**GIVEN TASK**
Update the passage of the cabbage stem flea beetle thread from "And nothing more" to "scraped a tonne." by replacing "delighted" with "pleased", then give that passage again.
START TEXT SHOWN
Cabbage stem flea Beetle larvae on OSR crops

Agree with Brisel, i would not give that more than 120kg N total....maybe less if your soil as fertile as it looks .
And nothing more until 3+ litres of pre-harvest glyposate to floor the clatter of BL weeds that are yet to come (probably)
I will be delighted for you if that does 1.5 t/ha. My version of similar last year scraped a tonne.

Plenty of similar enough crops around here, and some of these have very recently been sprayed off.

How is combine capacity? Because that will likely be fit after or same time as mainstream early wheat like Skyfall.

If you are one of those near 7 tonne spring barley growers i would definitely "plant" a few handfuls of seed now, and check progress in 2-3 weeks. It is drier than this time last year, but also much milder and my guess is propyzamide is long gone as far as germinating barley is concerned.
You might be glad of the option.
Sorry.
 

robbie

Member
BASIS
Id go with the reduced N approach too. The plants have got plenty of room to branch out and will likely resemble oak trees after flowering.

Just a thought but if you reduce the N now and after flowering decide the crop has after all got the potential to perform them you could apply 200 lts of a omex osr extra type produce to bring N up to the original planned level.
 

Wombat

Member
BASIS
Location
East yorks
View attachment 776864 View attachment 776866 View attachment 776868 Ok opinions please, does this deserve a second main dose of N plus S or is it kaput? Decent roots but several plants killed since first dose. Growing point completely gone on this typical example. @Feldspar is not sure. Agronomist says reduced N and foliar feed. What does TFF collective think?

We had some similar and for me I would drop the N rate and hope we get a kind spring. Last year we didn't and ours did 0.5t/a. So fingers crossed but I wouldn't spend too much on it
 

Flat 10

Member
Arable Farmer
Location
Fen Edge
It’s so frustrating. When I put it in I was hoping for a modest 3t/ha but I won’t get half that probably. Established nicely and nothing really spent until astrokerb. And as @John Slejpner says this makes the replacement crop issue a bit harder. You have all said leave it in the ground anyway which is helpful.
END TEXT SHOWN
START SUPPLIED RECORDS
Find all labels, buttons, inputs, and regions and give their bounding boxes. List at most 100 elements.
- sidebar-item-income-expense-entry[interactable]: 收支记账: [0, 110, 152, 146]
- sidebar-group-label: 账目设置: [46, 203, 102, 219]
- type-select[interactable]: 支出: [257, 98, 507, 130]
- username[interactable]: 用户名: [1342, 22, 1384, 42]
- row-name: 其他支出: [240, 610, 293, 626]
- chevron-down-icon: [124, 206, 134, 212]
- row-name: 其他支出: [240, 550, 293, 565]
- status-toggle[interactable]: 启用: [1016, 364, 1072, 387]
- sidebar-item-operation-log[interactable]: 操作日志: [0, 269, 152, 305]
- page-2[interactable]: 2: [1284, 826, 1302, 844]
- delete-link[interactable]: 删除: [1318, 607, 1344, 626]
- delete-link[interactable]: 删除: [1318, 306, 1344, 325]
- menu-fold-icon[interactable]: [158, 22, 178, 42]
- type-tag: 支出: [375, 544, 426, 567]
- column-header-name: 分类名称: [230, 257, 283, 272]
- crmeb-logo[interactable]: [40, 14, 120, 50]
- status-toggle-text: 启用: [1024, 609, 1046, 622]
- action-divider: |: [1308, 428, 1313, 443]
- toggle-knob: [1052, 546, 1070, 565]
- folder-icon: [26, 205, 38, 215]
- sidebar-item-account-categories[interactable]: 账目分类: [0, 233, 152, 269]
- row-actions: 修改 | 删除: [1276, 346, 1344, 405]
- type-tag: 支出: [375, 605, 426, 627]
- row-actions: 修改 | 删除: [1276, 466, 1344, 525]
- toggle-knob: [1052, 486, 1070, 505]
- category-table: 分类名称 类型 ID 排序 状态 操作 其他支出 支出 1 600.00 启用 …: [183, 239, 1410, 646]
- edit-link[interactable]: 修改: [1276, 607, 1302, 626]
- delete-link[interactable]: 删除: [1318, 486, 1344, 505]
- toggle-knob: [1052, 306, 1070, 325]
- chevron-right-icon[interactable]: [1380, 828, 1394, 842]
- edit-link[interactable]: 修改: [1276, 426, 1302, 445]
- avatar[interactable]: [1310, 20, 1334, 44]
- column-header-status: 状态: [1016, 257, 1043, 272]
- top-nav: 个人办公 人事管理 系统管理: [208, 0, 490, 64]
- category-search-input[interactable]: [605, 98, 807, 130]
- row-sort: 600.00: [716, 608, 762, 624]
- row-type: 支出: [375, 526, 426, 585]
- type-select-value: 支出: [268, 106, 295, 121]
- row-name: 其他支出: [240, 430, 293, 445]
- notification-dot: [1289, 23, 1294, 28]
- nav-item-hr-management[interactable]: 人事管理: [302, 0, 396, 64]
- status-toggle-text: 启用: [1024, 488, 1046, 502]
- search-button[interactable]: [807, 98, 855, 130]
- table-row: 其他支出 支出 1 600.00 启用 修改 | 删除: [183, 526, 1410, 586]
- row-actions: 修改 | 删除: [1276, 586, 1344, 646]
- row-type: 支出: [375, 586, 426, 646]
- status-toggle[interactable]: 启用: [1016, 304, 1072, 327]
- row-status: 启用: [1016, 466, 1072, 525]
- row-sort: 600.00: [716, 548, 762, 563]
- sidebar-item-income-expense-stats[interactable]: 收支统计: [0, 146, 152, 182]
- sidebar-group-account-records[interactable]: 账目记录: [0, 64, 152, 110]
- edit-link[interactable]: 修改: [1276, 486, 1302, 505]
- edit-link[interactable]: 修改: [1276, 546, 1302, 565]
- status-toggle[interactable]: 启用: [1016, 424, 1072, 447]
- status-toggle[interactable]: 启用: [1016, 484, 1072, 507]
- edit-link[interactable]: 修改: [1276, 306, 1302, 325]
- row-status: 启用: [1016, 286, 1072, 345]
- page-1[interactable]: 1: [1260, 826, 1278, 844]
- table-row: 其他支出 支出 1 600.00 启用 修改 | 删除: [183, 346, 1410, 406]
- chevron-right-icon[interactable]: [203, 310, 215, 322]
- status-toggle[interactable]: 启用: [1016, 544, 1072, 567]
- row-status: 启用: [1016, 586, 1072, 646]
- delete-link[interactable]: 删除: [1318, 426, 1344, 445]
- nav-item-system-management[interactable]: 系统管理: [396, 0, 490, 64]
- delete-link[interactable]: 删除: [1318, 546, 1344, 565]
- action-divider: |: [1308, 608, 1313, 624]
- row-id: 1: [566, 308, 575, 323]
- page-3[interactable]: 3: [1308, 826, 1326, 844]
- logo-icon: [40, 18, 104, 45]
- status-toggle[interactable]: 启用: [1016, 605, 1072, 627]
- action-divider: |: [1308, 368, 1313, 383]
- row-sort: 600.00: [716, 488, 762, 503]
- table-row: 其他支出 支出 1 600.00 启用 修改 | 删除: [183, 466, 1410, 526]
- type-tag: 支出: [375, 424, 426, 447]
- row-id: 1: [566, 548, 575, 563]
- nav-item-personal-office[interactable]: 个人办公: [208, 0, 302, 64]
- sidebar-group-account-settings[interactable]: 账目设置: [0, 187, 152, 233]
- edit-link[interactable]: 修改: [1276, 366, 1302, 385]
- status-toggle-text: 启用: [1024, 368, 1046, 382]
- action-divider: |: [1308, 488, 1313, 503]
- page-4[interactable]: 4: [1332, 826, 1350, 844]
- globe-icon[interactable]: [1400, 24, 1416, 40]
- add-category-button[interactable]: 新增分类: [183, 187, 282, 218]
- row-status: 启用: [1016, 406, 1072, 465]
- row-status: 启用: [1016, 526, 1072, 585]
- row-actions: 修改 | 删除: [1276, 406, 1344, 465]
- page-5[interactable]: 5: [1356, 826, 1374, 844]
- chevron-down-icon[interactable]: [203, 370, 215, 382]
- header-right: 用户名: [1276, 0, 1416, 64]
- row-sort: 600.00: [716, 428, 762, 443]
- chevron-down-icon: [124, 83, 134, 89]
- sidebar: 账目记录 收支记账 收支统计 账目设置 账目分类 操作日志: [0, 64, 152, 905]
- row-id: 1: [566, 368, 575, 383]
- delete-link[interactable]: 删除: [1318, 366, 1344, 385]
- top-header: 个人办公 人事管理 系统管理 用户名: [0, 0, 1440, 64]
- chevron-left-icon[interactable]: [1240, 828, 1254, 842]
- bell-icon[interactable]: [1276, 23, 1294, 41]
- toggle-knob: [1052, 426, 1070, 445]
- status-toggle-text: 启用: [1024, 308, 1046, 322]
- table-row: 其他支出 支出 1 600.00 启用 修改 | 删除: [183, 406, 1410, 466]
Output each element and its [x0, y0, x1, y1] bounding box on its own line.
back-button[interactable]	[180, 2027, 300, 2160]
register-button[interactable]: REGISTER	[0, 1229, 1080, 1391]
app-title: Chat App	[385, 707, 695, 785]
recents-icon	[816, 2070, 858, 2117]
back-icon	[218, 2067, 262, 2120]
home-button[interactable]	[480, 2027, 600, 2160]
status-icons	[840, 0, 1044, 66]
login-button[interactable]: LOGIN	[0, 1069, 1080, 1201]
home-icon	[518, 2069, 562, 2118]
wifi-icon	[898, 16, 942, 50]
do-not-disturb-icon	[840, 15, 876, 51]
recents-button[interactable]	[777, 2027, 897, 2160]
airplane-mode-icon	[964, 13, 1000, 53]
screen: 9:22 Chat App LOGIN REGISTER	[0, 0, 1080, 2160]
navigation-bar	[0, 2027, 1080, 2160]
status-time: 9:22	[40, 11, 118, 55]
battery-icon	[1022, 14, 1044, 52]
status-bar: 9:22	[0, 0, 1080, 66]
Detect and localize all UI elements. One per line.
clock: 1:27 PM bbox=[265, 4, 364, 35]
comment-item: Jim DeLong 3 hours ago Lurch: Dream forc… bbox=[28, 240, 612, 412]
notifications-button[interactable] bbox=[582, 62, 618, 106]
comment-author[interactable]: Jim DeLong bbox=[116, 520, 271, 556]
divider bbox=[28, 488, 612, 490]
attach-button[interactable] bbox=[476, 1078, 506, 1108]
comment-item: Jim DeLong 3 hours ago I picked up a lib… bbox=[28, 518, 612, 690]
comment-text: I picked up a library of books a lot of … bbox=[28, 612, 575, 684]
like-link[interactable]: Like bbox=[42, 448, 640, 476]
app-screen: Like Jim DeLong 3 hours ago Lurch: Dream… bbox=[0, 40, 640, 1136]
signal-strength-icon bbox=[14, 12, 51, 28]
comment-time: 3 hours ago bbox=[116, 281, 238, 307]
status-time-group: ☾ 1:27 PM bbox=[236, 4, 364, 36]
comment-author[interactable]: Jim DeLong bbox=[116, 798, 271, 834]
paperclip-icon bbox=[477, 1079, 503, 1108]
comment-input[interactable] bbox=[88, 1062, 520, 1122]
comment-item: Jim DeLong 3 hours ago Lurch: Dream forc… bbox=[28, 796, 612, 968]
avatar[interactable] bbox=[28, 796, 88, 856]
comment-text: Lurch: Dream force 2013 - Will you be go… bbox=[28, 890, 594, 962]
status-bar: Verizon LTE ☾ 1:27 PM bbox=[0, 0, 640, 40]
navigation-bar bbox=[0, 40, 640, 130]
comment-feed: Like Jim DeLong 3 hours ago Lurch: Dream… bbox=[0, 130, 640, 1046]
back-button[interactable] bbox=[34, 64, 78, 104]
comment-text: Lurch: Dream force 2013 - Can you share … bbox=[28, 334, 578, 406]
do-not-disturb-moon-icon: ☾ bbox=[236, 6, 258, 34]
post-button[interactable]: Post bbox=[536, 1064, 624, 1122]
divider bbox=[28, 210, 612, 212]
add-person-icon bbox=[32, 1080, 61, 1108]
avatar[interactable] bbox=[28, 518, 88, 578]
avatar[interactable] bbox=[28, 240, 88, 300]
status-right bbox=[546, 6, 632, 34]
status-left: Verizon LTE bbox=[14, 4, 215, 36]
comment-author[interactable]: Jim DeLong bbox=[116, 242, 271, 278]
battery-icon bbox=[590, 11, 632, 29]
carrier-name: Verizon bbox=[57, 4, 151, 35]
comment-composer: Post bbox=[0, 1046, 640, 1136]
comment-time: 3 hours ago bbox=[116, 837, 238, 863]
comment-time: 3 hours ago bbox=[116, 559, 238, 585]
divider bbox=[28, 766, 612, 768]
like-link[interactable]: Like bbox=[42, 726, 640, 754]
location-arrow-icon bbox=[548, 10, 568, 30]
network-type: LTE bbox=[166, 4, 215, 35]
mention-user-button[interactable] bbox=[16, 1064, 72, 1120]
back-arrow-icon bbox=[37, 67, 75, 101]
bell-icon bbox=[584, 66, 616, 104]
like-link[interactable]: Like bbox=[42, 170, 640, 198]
END SUPPLIED RECORDS
**EXPECTED ANSWER**
And nothing more until 3+ litres of pre-harvest glyposate to floor the clatter of BL weeds that are yet to come (probably)
I will be pleased for you if that does 1.5 t/ha. My version of similar last year scraped a tonne.